Extracted data entries:
────────────────────────────────────────
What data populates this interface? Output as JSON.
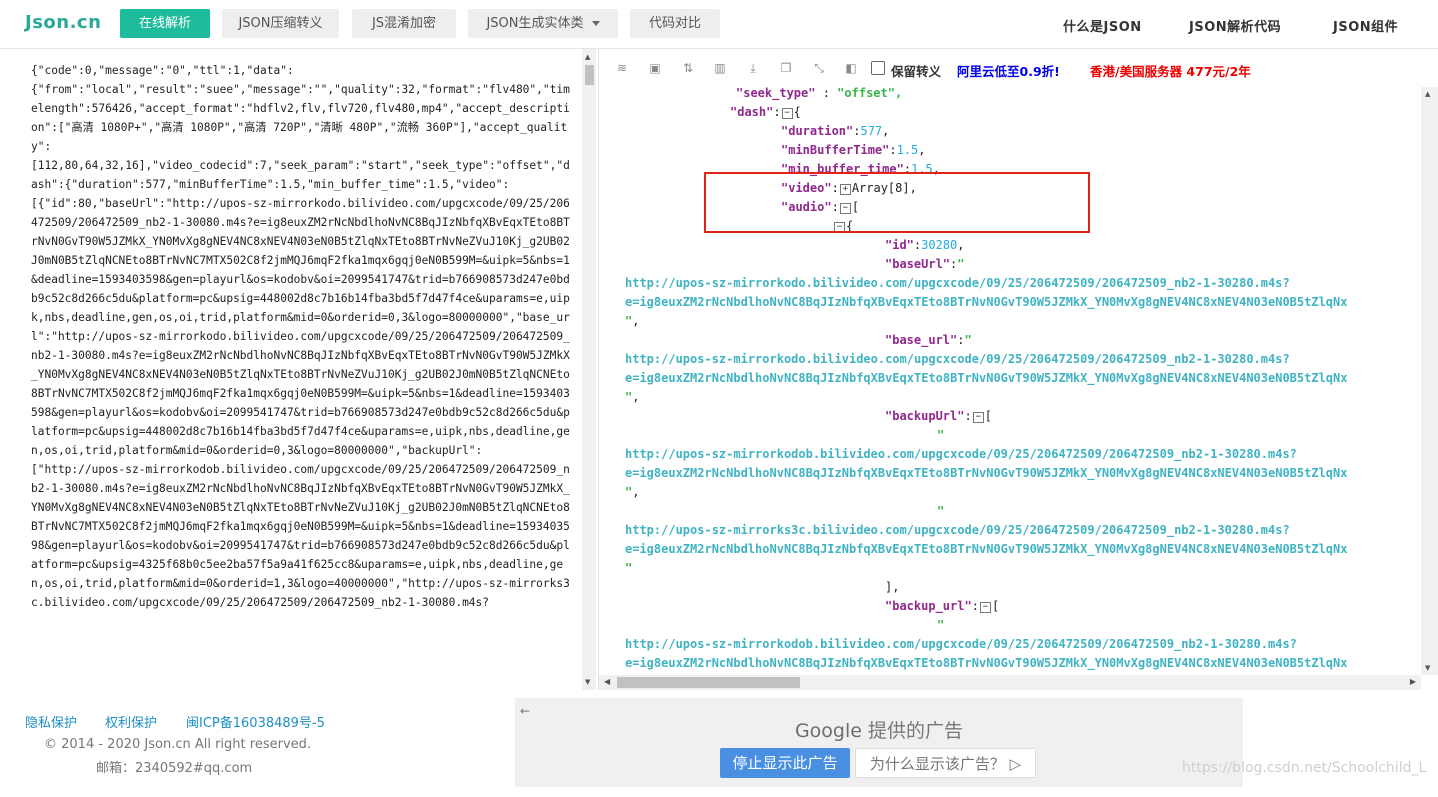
{
  "header": {
    "logo": "Json.cn",
    "nav": [
      "在线解析",
      "JSON压缩转义",
      "JS混淆加密",
      "JSON生成实体类",
      "代码对比"
    ],
    "right_nav": [
      "什么是JSON",
      "JSON解析代码",
      "JSON组件"
    ]
  },
  "left_pane": {
    "raw_json": "{\"code\":0,\"message\":\"0\",\"ttl\":1,\"data\":\n{\"from\":\"local\",\"result\":\"suee\",\"message\":\"\",\"quality\":32,\"format\":\"flv480\",\"timelength\":576426,\"accept_format\":\"hdflv2,flv,flv720,flv480,mp4\",\"accept_description\":[\"高清 1080P+\",\"高清 1080P\",\"高清 720P\",\"清晰 480P\",\"流畅 360P\"],\"accept_quality\":\n[112,80,64,32,16],\"video_codecid\":7,\"seek_param\":\"start\",\"seek_type\":\"offset\",\"dash\":{\"duration\":577,\"minBufferTime\":1.5,\"min_buffer_time\":1.5,\"video\":\n[{\"id\":80,\"baseUrl\":\"http://upos-sz-mirrorkodo.bilivideo.com/upgcxcode/09/25/206472509/206472509_nb2-1-30080.m4s?e=ig8euxZM2rNcNbdlhoNvNC8BqJIzNbfqXBvEqxTEto8BTrNvN0GvT90W5JZMkX_YN0MvXg8gNEV4NC8xNEV4N03eN0B5tZlqNxTEto8BTrNvNeZVuJ10Kj_g2UB02J0mN0B5tZlqNCNEto8BTrNvNC7MTX502C8f2jmMQJ6mqF2fka1mqx6gqj0eN0B599M=&uipk=5&nbs=1&deadline=1593403598&gen=playurl&os=kodobv&oi=2099541747&trid=b766908573d247e0bdb9c52c8d266c5du&platform=pc&upsig=448002d8c7b16b14fba3bd5f7d47f4ce&uparams=e,uipk,nbs,deadline,gen,os,oi,trid,platform&mid=0&orderid=0,3&logo=80000000\",\"base_url\":\"http://upos-sz-mirrorkodo.bilivideo.com/upgcxcode/09/25/206472509/206472509_nb2-1-30080.m4s?e=ig8euxZM2rNcNbdlhoNvNC8BqJIzNbfqXBvEqxTEto8BTrNvN0GvT90W5JZMkX_YN0MvXg8gNEV4NC8xNEV4N03eN0B5tZlqNxTEto8BTrNvNeZVuJ10Kj_g2UB02J0mN0B5tZlqNCNEto8BTrNvNC7MTX502C8f2jmMQJ6mqF2fka1mqx6gqj0eN0B599M=&uipk=5&nbs=1&deadline=1593403598&gen=playurl&os=kodobv&oi=2099541747&trid=b766908573d247e0bdb9c52c8d266c5du&platform=pc&upsig=448002d8c7b16b14fba3bd5f7d47f4ce&uparams=e,uipk,nbs,deadline,gen,os,oi,trid,platform&mid=0&orderid=0,3&logo=80000000\",\"backupUrl\":\n[\"http://upos-sz-mirrorkodob.bilivideo.com/upgcxcode/09/25/206472509/206472509_nb2-1-30080.m4s?e=ig8euxZM2rNcNbdlhoNvNC8BqJIzNbfqXBvEqxTEto8BTrNvN0GvT90W5JZMkX_YN0MvXg8gNEV4NC8xNEV4N03eN0B5tZlqNxTEto8BTrNvNeZVuJ10Kj_g2UB02J0mN0B5tZlqNCNEto8BTrNvNC7MTX502C8f2jmMQJ6mqF2fka1mqx6gqj0eN0B599M=&uipk=5&nbs=1&deadline=1593403598&gen=playurl&os=kodobv&oi=2099541747&trid=b766908573d247e0bdb9c52c8d266c5du&platform=pc&upsig=4325f68b0c5ee2ba57f5a9a41f625cc8&uparams=e,uipk,nbs,deadline,gen,os,oi,trid,platform&mid=0&orderid=1,3&logo=40000000\",\"http://upos-sz-mirrorks3c.bilivideo.com/upgcxcode/09/25/206472509/206472509_nb2-1-30080.m4s?"
  },
  "toolbar": {
    "icons": [
      "database-icon",
      "file-excel-icon",
      "sort-icon",
      "trash-icon",
      "download-icon",
      "copy-icon",
      "compress-icon",
      "expand-icon"
    ],
    "keep_escape_label": "保留转义",
    "ad_aliyun": "阿里云低至0.9折!",
    "ad_hk": "香港/美国服务器 477元/2年"
  },
  "viewer": {
    "seek_type_key": "\"seek_type\"",
    "seek_type_val": "\"offset\",",
    "dash_key": "\"dash\"",
    "duration_key": "\"duration\"",
    "duration_val": "577",
    "minbuf_key": "\"minBufferTime\"",
    "minbuf_val": "1.5",
    "min_buf_key": "\"min_buffer_time\"",
    "min_buf_val": "1.5",
    "video_key": "\"video\"",
    "video_val": "Array[8]",
    "audio_key": "\"audio\"",
    "id_key": "\"id\"",
    "id_val": "30280",
    "baseurl_key": "\"baseUrl\"",
    "base_url_key": "\"base_url\"",
    "backupurl_key": "\"backupUrl\"",
    "backup_url_key": "\"backup_url\"",
    "url_line1_kodo": "http://upos-sz-mirrorkodo.bilivideo.com/upgcxcode/09/25/206472509/206472509_nb2-1-30280.m4s?",
    "url_line1_kodob": "http://upos-sz-mirrorkodob.bilivideo.com/upgcxcode/09/25/206472509/206472509_nb2-1-30280.m4s?",
    "url_line1_ks3c": "http://upos-sz-mirrorks3c.bilivideo.com/upgcxcode/09/25/206472509/206472509_nb2-1-30280.m4s?",
    "url_line2": "e=ig8euxZM2rNcNbdlhoNvNC8BqJIzNbfqXBvEqxTEto8BTrNvN0GvT90W5JZMkX_YN0MvXg8gNEV4NC8xNEV4N03eN0B5tZlqNx"
  },
  "footer": {
    "links": [
      "隐私保护",
      "权利保护",
      "闽ICP备16038489号-5"
    ],
    "copyright": "© 2014 - 2020 Json.cn All right reserved.",
    "email": "邮箱：2340592#qq.com",
    "ad_google": "Google",
    "ad_provided": "提供的广告",
    "ad_stop": "停止显示此广告",
    "ad_why": "为什么显示该广告？",
    "watermark": "https://blog.csdn.net/Schoolchild_L"
  }
}
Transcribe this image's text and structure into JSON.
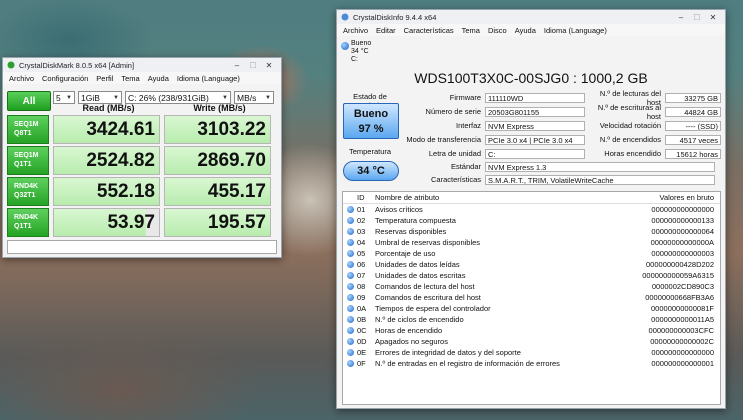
{
  "cdm": {
    "title": "CrystalDiskMark 8.0.5 x64 [Admin]",
    "menu": [
      "Archivo",
      "Configuración",
      "Perfil",
      "Tema",
      "Ayuda",
      "Idioma (Language)"
    ],
    "all_label": "All",
    "count": "5",
    "size": "1GiB",
    "drive": "C: 26% (238/931GiB)",
    "unit": "MB/s",
    "col_read": "Read (MB/s)",
    "col_write": "Write (MB/s)",
    "rows": [
      {
        "l1": "SEQ1M",
        "l2": "Q8T1",
        "read": "3424.61",
        "write": "3103.22",
        "read_frac": 1.0,
        "write_frac": 1.0
      },
      {
        "l1": "SEQ1M",
        "l2": "Q1T1",
        "read": "2524.82",
        "write": "2869.70",
        "read_frac": 1.0,
        "write_frac": 1.0
      },
      {
        "l1": "RND4K",
        "l2": "Q32T1",
        "read": "552.18",
        "write": "455.17",
        "read_frac": 1.0,
        "write_frac": 1.0
      },
      {
        "l1": "RND4K",
        "l2": "Q1T1",
        "read": "53.97",
        "write": "195.57",
        "read_frac": 0.88,
        "write_frac": 1.0
      }
    ]
  },
  "cdi": {
    "title": "CrystalDiskInfo 9.4.4 x64",
    "menu": [
      "Archivo",
      "Editar",
      "Características",
      "Tema",
      "Disco",
      "Ayuda",
      "Idioma (Language)"
    ],
    "drive_tab": {
      "status": "Bueno",
      "temp": "34 °C",
      "letter": "C:"
    },
    "drive_title": "WDS100T3X0C-00SJG0 : 1000,2 GB",
    "health_label": "Estado de salud",
    "health_status": "Bueno",
    "health_percent": "97 %",
    "temp_label": "Temperatura",
    "temp_value": "34 °C",
    "info_left": [
      {
        "key": "Firmware",
        "value": "111110WD"
      },
      {
        "key": "Número de serie",
        "value": "20503G801155"
      },
      {
        "key": "Interfaz",
        "value": "NVM Express"
      },
      {
        "key": "Modo de transferencia",
        "value": "PCIe 3.0 x4 | PCIe 3.0 x4"
      },
      {
        "key": "Letra de unidad",
        "value": "C:"
      }
    ],
    "info_right": [
      {
        "key": "N.º de lecturas del host",
        "value": "33275 GB"
      },
      {
        "key": "N.º de escrituras al host",
        "value": "44824 GB"
      },
      {
        "key": "Velocidad rotación",
        "value": "---- (SSD)"
      },
      {
        "key": "N.º de encendidos",
        "value": "4517 veces"
      },
      {
        "key": "Horas encendido",
        "value": "15612 horas"
      }
    ],
    "standard": {
      "key": "Estándar",
      "value": "NVM Express 1.3"
    },
    "features": {
      "key": "Características",
      "value": "S.M.A.R.T., TRIM, VolatileWriteCache"
    },
    "table_headers": {
      "id": "ID",
      "name": "Nombre de atributo",
      "raw": "Valores en bruto"
    },
    "attributes": [
      {
        "id": "01",
        "name": "Avisos críticos",
        "raw": "000000000000000"
      },
      {
        "id": "02",
        "name": "Temperatura compuesta",
        "raw": "000000000000133"
      },
      {
        "id": "03",
        "name": "Reservas disponibles",
        "raw": "000000000000064"
      },
      {
        "id": "04",
        "name": "Umbral de reservas disponibles",
        "raw": "00000000000000A"
      },
      {
        "id": "05",
        "name": "Porcentaje de uso",
        "raw": "000000000000003"
      },
      {
        "id": "06",
        "name": "Unidades de datos leídas",
        "raw": "000000000428D202"
      },
      {
        "id": "07",
        "name": "Unidades de datos escritas",
        "raw": "000000000059A6315"
      },
      {
        "id": "08",
        "name": "Comandos de lectura del host",
        "raw": "0000002CD890C3"
      },
      {
        "id": "09",
        "name": "Comandos de escritura del host",
        "raw": "00000000668FB3A6"
      },
      {
        "id": "0A",
        "name": "Tiempos de espera del controlador",
        "raw": "00000000000081F"
      },
      {
        "id": "0B",
        "name": "N.º de ciclos de encendido",
        "raw": "0000000000011A5"
      },
      {
        "id": "0C",
        "name": "Horas de encendido",
        "raw": "000000000003CFC"
      },
      {
        "id": "0D",
        "name": "Apagados no seguros",
        "raw": "00000000000002C"
      },
      {
        "id": "0E",
        "name": "Errores de integridad de datos y del soporte",
        "raw": "000000000000000"
      },
      {
        "id": "0F",
        "name": "N.º de entradas en el registro de información de errores",
        "raw": "000000000000001"
      }
    ]
  }
}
────────────────────────────────────────
Task to complete
In the listing above, find the lines holding the word "this" and copy them.

Output below
What data populates this interface? Output as JSON.
Transcribe this image's text and structure into JSON.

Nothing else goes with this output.